-- START --

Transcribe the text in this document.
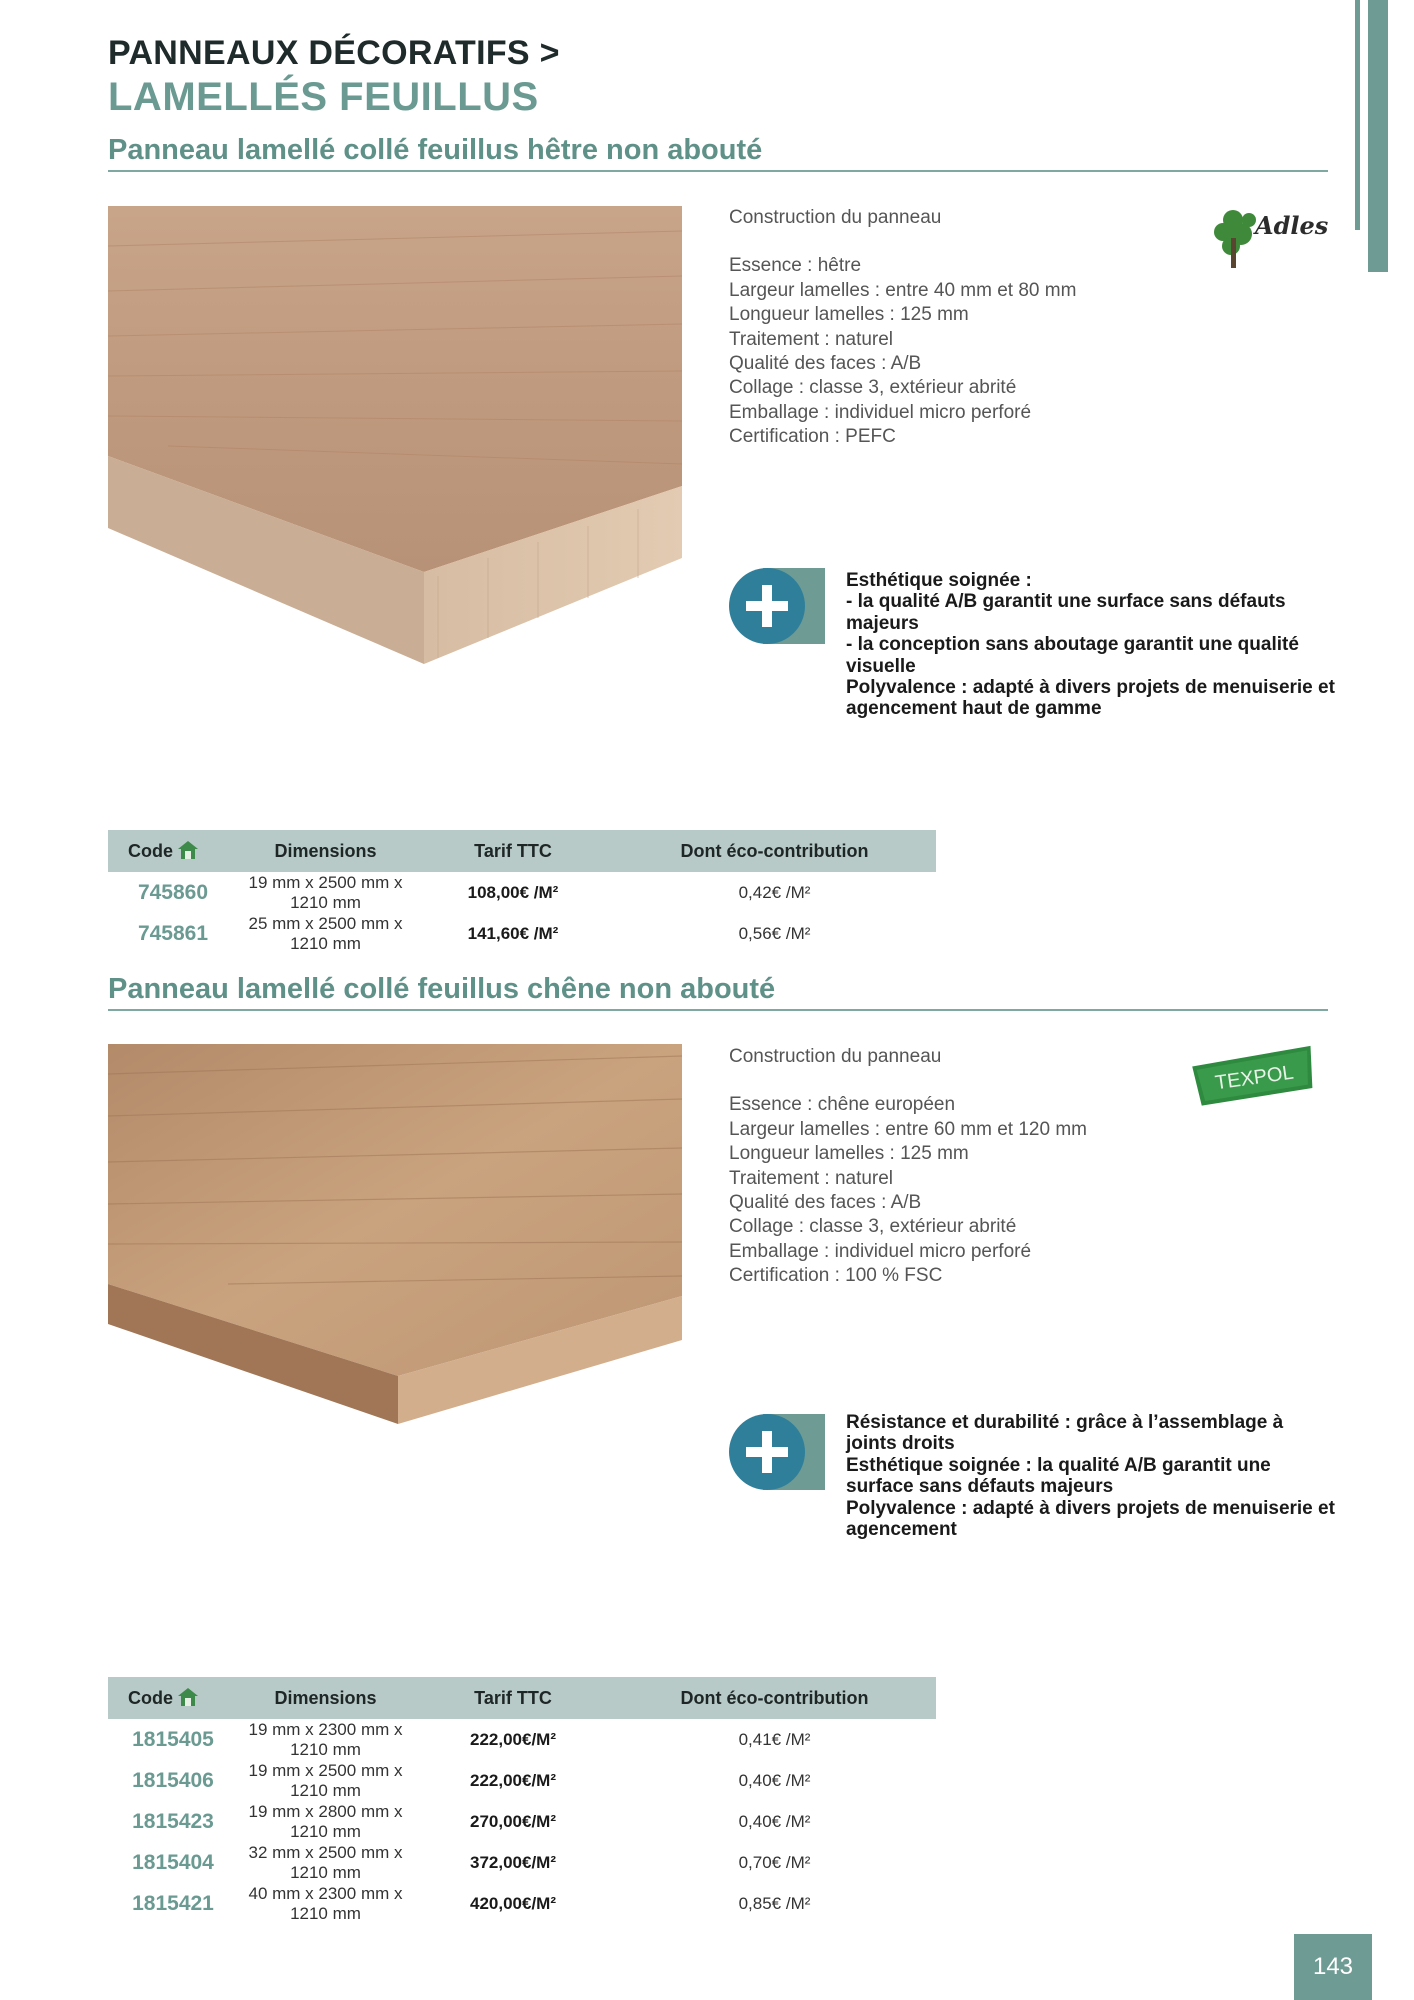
PANNEAUX DÉCORATIFS >
LAMELLÉS FEUILLUS
Panneau lamellé collé feuillus hêtre non abouté
Construction du panneau
Essence : hêtre
Largeur lamelles : entre 40 mm et 80 mm
Longueur lamelles : 125 mm
Traitement : naturel
Qualité des faces : A/B
Collage : classe 3, extérieur abrité
Emballage : individuel micro perforé
Certification : PEFC
Adles
Esthétique soignée :
- la qualité A/B garantit une surface sans défauts majeurs
- la conception sans aboutage garantit une qualité visuelle
Polyvalence : adapté à divers projets de menuiserie et agencement haut de gamme
Code	Dimensions	Tarif TTC	Dont éco-contribution
745860	19 mm x 2500 mm x 1210 mm	108,00€ /M²	0,42€ /M²
745861	25 mm x 2500 mm x 1210 mm	141,60€ /M²	0,56€ /M²
Panneau lamellé collé feuillus chêne non abouté
Construction du panneau
Essence : chêne européen
Largeur lamelles : entre 60 mm et 120 mm
Longueur lamelles : 125 mm
Traitement : naturel
Qualité des faces : A/B
Collage : classe 3, extérieur abrité
Emballage : individuel micro perforé
Certification : 100 % FSC
TEXPOL
Résistance et durabilité : grâce à l’assemblage à joints droits
Esthétique soignée : la qualité A/B garantit une surface sans défauts majeurs
Polyvalence : adapté à divers projets de menuiserie et agencement
Code	Dimensions	Tarif TTC	Dont éco-contribution
1815405	19 mm x 2300 mm x 1210 mm	222,00€/M²	0,41€ /M²
1815406	19 mm x 2500 mm x 1210 mm	222,00€/M²	0,40€ /M²
1815423	19 mm x 2800 mm x 1210 mm	270,00€/M²	0,40€ /M²
1815404	32 mm x 2500 mm x 1210 mm	372,00€/M²	0,70€ /M²
1815421	40 mm x 2300 mm x 1210 mm	420,00€/M²	0,85€ /M²
143
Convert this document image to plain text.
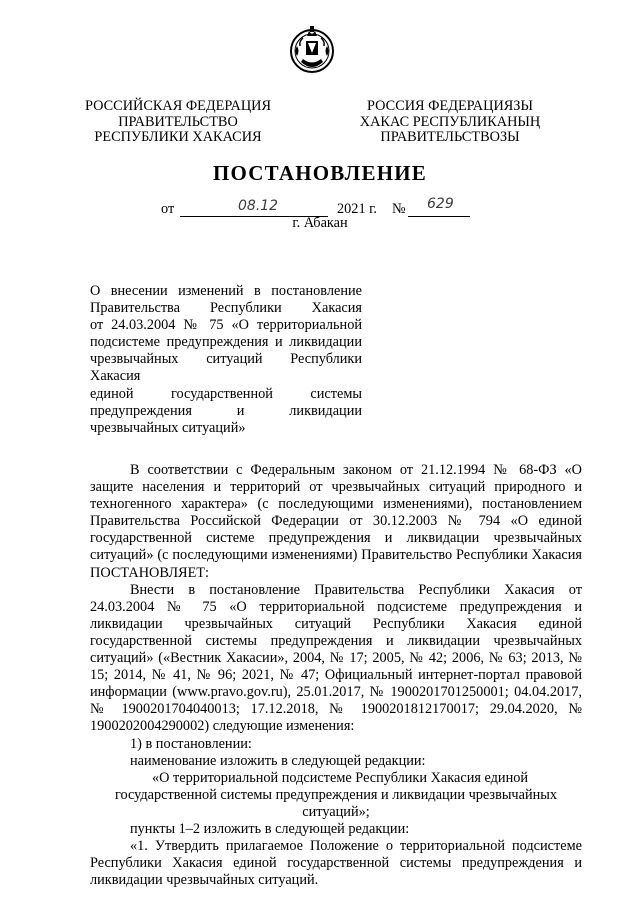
РОССИЙСКАЯ ФЕДЕРАЦИЯ
ПРАВИТЕЛЬСТВО
РЕСПУБЛИКИ ХАКАСИЯ
РОССИЯ ФЕДЕРАЦИЯЗЫ
ХАКАС РЕСПУБЛИКАНЫҢ
ПРАВИТЕЛЬСТВОЗЫ
ПОСТАНОВЛЕНИЕ
от	08.12	2021 г. № 629
г. Абакан
О внесении изменений в постановление
Правительства Республики Хакасия
от 24.03.2004 № 75 «О территориальной
подсистеме предупреждения и ликвидации
чрезвычайных ситуаций Республики Хакасия
единой государственной системы
предупреждения и ликвидации
чрезвычайных ситуаций»

В соответствии с Федеральным законом от 21.12.1994 № 68-ФЗ «О защите населения и территорий от чрезвычайных ситуаций природного и техногенного характера» (с последующими изменениями), постановлением Правительства Российской Федерации от 30.12.2003 № 794 «О единой государственной системе предупреждения и ликвидации чрезвычайных ситуаций» (с последующими изменениями) Правительство Республики Хакасия ПОСТАНОВЛЯЕТ:

Внести в постановление Правительства Республики Хакасия от 24.03.2004 № 75 «О территориальной подсистеме предупреждения и ликвидации чрезвычайных ситуаций Республики Хакасия единой государственной системы предупреждения и ликвидации чрезвычайных ситуаций» («Вестник Хакасии», 2004, № 17; 2005, № 42; 2006, № 63; 2013, № 15; 2014, № 41, № 96; 2021, № 47; Официальный интернет-портал правовой информации (www.pravo.gov.ru), 25.01.2017, № 1900201701250001; 04.04.2017, № 1900201704040013; 17.12.2018, № 1900201812170017; 29.04.2020, № 1900202004290002) следующие изменения:

1) в постановлении:

наименование изложить в следующей редакции:

«О территориальной подсистеме Республики Хакасия единой

государственной системы предупреждения и ликвидации чрезвычайных

ситуаций»;

пункты 1–2 изложить в следующей редакции:

«1. Утвердить прилагаемое Положение о территориальной подсистеме Республики Хакасия единой государственной системы предупреждения и ликвидации чрезвычайных ситуаций.
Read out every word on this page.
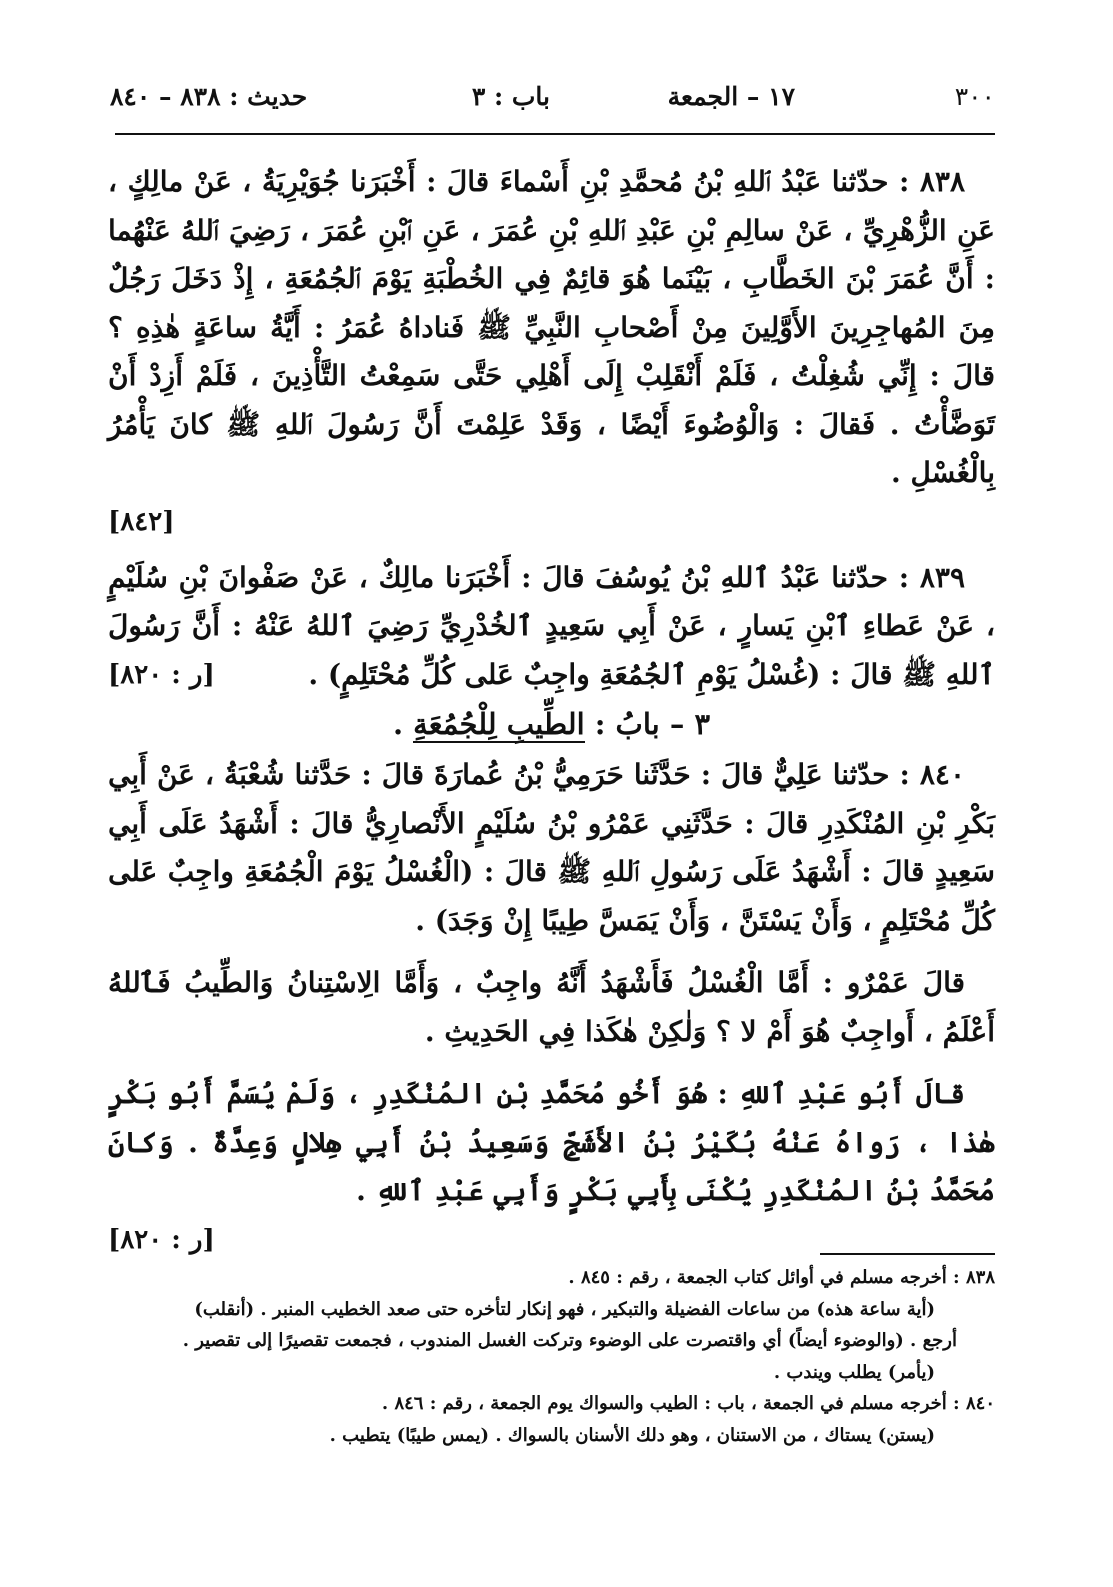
٣٠٠
١٧ – الجمعة
باب : ٣
حديث : ٨٣٨ – ٨٤٠

٨٣٨ : حدّثنا عَبْدُ ٱللهِ بْنُ مُحمَّدِ بْنِ أَسْماءَ قالَ : أَخْبَرَنا جُوَيْرِيَةُ ، عَنْ مالِكٍ ، عَنِ الزُّهْرِيِّ ، عَنْ سالِمِ بْنِ عَبْدِ ٱللهِ بْنِ عُمَرَ ، عَنِ ٱبْنِ عُمَرَ ، رَضِيَ ٱللهُ عَنْهُما : أَنَّ عُمَرَ بْنَ الخَطَّابِ ، بَيْنَما هُوَ قائِمٌ فِي الخُطْبَةِ يَوْمَ ٱلجُمُعَةِ ، إِذْ دَخَلَ رَجُلٌ مِنَ المُهاجِرِينَ الأَوَّلِينَ مِنْ أَصْحابِ النَّبِيِّ ﷺ فَناداهُ عُمَرُ : أَيَّةُ ساعَةٍ هٰذِهِ ؟ قالَ : إِنِّي شُغِلْتُ ، فَلَمْ أَنْقَلِبْ إِلَى أَهْلِي حَتَّى سَمِعْتُ التَّأْذِينَ ، فَلَمْ أَزِدْ أَنْ تَوَضَّأْتُ . فَقالَ : وَالْوُضُوءَ أَيْضًا ، وَقَدْ عَلِمْتَ أَنَّ رَسُولَ ٱللهِ ﷺ كانَ يَأْمُرُ بِالْغُسْلِ .

[٨٤٢]

٨٣٩ : حدّثنا عَبْدُ ٱللهِ بْنُ يُوسُفَ قالَ : أَخْبَرَنا مالِكٌ ، عَنْ صَفْوانَ بْنِ سُلَيْمٍ ، عَنْ عَطاءِ ٱبْنِ يَسارٍ ، عَنْ أَبِي سَعِيدٍ ٱلخُدْرِيِّ رَضِيَ ٱللهُ عَنْهُ : أَنَّ رَسُولَ ٱللهِ ﷺ قالَ : (غُسْلُ يَوْمِ ٱلجُمُعَةِ واجِبٌ عَلى كُلِّ مُحْتَلِمٍ) .

[ر : ٨٢٠]
٣ – بابُ : الطِّيبِ لِلْجُمُعَةِ .

٨٤٠ : حدّثنا عَلِيٌّ قالَ : حَدَّثَنا حَرَمِيُّ بْنُ عُمارَةَ قالَ : حَدَّثنا شُعْبَةُ ، عَنْ أَبِي بَكْرِ بْنِ المُنْكَدِرِ قالَ : حَدَّثَنِي عَمْرُو بْنُ سُلَيْمٍ الأَنْصارِيُّ قالَ : أَشْهَدُ عَلَى أَبِي سَعِيدٍ قالَ : أَشْهَدُ عَلَى رَسُولِ ٱللهِ ﷺ قالَ : (الْغُسْلُ يَوْمَ الْجُمُعَةِ واجِبٌ عَلى كُلِّ مُحْتَلِمٍ ، وَأَنْ يَسْتَنَّ ، وَأَنْ يَمَسَّ طِيبًا إِنْ وَجَدَ) .

قالَ عَمْرٌو : أَمَّا الْغُسْلُ فَأَشْهَدُ أَنَّهُ واجِبٌ ، وَأَمَّا الِاسْتِنانُ وَالطِّيبُ فَٱللهُ أَعْلَمُ ، أَواجِبٌ هُوَ أَمْ لا ؟ وَلٰكِنْ هٰكَذا فِي الحَدِيثِ .

قالَ أَبُو عَبْدِ ٱللهِ : هُوَ أَخُو مُحَمَّدِ بْنِ المُنْكَدِرِ ، وَلَمْ يُسَمَّ أَبُو بَكْرٍ هٰذا ، رَواهُ عَنْهُ بُكَيْرُ بْنُ الأَشَجِّ وَسَعِيدُ بْنُ أَبِي هِلالٍ وَعِدَّةٌ . وَكانَ مُحَمَّدُ بْنُ المُنْكَدِرِ يُكْنَى بِأَبِي بَكْرٍ وَأَبِي عَبْدِ ٱللهِ .

[ر : ٨٢٠]

٨٣٨ : أخرجه مسلم في أوائل كتاب الجمعة ، رقم : ٨٤٥ .

(أية ساعة هذه) من ساعات الفضيلة والتبكير ، فهو إنكار لتأخره حتى صعد الخطيب المنبر . (أنقلب)

أرجع . (والوضوء أيضاً) أي واقتصرت على الوضوء وتركت الغسل المندوب ، فجمعت تقصيرًا إلى تقصير .

(يأمر) يطلب ويندب .

٨٤٠ : أخرجه مسلم في الجمعة ، باب : الطيب والسواك يوم الجمعة ، رقم : ٨٤٦ .

(يستن) يستاك ، من الاستنان ، وهو دلك الأسنان بالسواك . (يمس طيبًا) يتطيب .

-- END --

● WORK REQUIRED: From the entries above, extract every line where the word "lamelles" appears.

● TASK RESULT:
Largeur lamelles : entre 40 mm et 80 mm
Longueur lamelles : 125 mm
Largeur lamelles : entre 60 mm et 120 mm
Longueur lamelles : 125 mm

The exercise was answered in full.